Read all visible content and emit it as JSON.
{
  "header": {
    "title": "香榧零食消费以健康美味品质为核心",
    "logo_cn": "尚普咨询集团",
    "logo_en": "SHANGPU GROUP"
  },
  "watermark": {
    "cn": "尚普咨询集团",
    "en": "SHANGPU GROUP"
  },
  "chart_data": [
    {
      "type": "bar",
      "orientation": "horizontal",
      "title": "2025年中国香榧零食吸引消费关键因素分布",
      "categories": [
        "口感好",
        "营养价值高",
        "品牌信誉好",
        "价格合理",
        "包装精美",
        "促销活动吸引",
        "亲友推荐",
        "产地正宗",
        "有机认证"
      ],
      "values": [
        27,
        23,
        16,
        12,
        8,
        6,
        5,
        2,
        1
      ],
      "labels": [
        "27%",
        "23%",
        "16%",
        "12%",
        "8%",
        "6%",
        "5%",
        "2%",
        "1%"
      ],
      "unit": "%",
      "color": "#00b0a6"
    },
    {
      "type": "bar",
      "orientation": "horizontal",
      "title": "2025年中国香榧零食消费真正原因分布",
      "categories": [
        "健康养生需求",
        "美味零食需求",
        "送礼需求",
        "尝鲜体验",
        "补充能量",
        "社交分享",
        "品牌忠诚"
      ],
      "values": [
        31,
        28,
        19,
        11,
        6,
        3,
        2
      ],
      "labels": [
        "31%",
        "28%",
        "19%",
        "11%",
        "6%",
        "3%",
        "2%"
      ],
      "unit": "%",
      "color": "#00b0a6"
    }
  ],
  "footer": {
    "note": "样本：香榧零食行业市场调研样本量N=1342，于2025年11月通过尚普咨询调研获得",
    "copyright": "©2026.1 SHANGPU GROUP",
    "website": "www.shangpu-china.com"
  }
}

----------

WHAT IS REQUIRED:
Extract every line of the records above that contains the word "GROUP".

ANSWER FOR THE TASK:
    "logo_en": "SHANGPU GROUP"
    "en": "SHANGPU GROUP"
    "copyright": "©2026.1 SHANGPU GROUP",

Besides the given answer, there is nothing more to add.